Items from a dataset
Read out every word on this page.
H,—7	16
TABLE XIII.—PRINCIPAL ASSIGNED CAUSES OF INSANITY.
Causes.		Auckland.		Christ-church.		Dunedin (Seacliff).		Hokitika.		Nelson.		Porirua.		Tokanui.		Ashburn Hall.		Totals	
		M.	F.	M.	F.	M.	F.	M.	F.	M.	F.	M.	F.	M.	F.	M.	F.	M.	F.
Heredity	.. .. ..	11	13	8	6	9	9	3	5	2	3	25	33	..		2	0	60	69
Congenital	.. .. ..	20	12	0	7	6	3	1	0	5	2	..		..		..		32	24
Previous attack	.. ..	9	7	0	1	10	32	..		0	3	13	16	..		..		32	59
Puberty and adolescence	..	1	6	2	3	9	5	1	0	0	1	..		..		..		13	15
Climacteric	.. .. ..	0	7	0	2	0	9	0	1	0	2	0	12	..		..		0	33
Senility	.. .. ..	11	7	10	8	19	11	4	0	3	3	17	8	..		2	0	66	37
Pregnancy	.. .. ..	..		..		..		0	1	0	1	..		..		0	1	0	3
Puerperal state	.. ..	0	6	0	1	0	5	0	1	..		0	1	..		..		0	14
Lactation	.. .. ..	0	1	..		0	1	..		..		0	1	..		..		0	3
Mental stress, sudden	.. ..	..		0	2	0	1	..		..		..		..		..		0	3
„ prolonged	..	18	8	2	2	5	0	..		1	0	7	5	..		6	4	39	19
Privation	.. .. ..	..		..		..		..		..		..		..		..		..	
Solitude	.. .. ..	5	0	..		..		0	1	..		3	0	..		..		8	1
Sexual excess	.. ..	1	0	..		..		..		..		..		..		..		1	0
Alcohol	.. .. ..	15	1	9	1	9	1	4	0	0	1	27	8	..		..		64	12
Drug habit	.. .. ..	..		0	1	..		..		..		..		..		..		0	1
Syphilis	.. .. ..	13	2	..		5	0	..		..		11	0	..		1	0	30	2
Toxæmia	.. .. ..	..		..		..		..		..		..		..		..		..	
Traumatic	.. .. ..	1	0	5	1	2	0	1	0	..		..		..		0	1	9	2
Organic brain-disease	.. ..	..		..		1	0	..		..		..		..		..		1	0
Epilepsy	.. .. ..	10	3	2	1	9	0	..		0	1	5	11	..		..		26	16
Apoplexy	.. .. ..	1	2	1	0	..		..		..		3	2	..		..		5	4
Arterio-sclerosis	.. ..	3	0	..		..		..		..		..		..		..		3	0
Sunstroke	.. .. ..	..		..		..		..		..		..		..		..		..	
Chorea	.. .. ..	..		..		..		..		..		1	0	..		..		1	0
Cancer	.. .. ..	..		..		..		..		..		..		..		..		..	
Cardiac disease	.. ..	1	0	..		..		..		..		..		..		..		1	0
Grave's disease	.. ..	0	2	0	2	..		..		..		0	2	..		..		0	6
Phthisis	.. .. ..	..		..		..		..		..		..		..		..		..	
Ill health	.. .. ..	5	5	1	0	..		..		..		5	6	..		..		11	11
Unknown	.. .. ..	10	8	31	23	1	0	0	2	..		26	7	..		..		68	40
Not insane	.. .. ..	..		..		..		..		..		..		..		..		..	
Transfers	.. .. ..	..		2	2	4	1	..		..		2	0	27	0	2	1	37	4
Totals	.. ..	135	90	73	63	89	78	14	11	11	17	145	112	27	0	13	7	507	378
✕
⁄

...

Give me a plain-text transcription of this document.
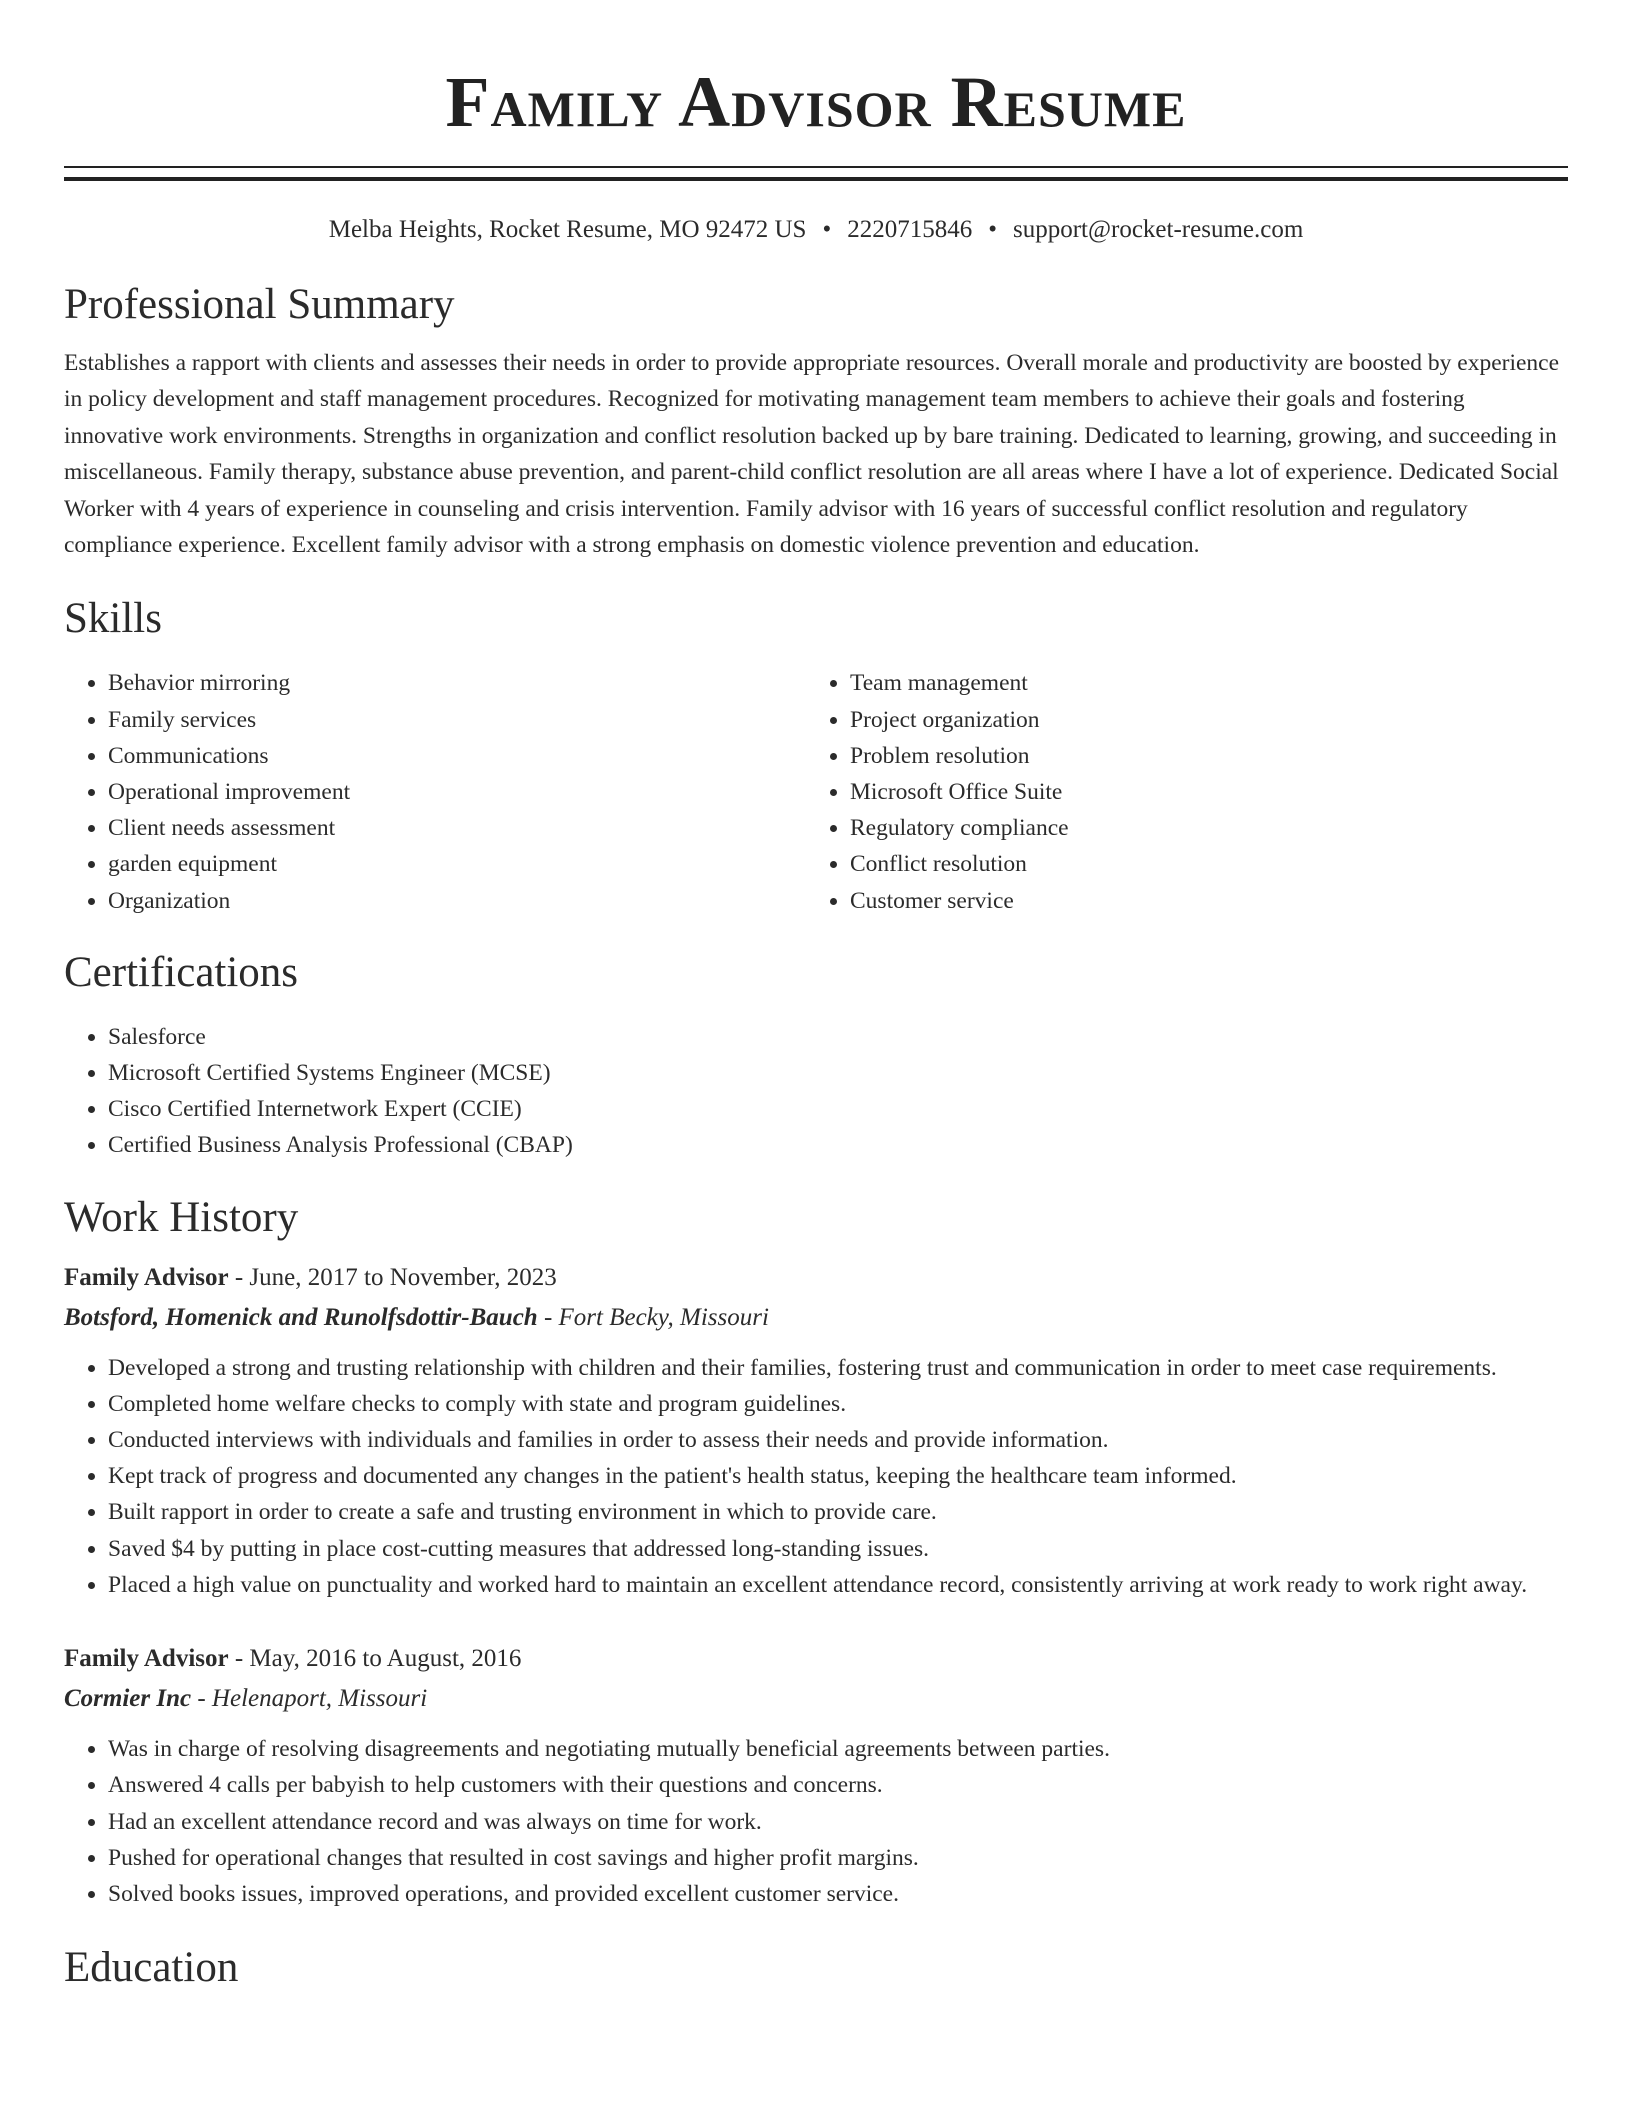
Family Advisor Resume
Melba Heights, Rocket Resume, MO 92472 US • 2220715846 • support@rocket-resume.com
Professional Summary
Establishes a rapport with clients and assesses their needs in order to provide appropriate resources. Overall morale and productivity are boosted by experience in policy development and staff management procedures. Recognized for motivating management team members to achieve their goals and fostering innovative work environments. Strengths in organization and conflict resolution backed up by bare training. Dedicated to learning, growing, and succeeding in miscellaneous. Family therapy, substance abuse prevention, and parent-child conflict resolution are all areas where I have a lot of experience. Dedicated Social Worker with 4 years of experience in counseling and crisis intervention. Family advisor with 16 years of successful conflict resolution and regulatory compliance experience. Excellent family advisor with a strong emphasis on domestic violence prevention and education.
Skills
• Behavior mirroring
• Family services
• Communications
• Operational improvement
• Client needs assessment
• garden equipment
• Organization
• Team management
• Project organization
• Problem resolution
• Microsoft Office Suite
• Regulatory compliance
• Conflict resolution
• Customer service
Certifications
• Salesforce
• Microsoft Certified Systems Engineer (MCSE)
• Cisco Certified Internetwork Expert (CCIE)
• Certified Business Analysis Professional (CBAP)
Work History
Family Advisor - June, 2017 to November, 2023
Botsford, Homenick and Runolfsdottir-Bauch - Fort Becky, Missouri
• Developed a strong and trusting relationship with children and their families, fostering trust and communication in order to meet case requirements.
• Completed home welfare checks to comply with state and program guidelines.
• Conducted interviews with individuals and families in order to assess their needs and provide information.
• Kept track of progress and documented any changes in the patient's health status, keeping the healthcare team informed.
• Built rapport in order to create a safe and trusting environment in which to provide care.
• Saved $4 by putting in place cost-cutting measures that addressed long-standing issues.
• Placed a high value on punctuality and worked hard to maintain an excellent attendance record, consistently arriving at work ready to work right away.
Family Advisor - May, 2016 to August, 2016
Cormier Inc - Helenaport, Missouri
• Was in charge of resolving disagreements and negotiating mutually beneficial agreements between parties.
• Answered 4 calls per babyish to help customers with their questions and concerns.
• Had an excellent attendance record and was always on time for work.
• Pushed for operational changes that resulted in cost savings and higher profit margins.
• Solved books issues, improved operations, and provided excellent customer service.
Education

* WRITTEN PROBLEM:
Pick out and copy every line that contains the word "strong".

* FULL OUTPUT:
Establishes a rapport with clients and assesses their needs in order to provide appropriate resources. Overall morale and productivity are boosted by experience in policy development and staff management procedures. Recognized for motivating management team members to achieve their goals and fostering innovative work environments. Strengths in organization and conflict resolution backed up by bare training. Dedicated to learning, growing, and succeeding in miscellaneous. Family therapy, substance abuse prevention, and parent-child conflict resolution are all areas where I have a lot of experience. Dedicated Social Worker with 4 years of experience in counseling and crisis intervention. Family advisor with 16 years of successful conflict resolution and regulatory compliance experience. Excellent family advisor with a strong emphasis on domestic violence prevention and education.
• Developed a strong and trusting relationship with children and their families, fostering trust and communication in order to meet case requirements.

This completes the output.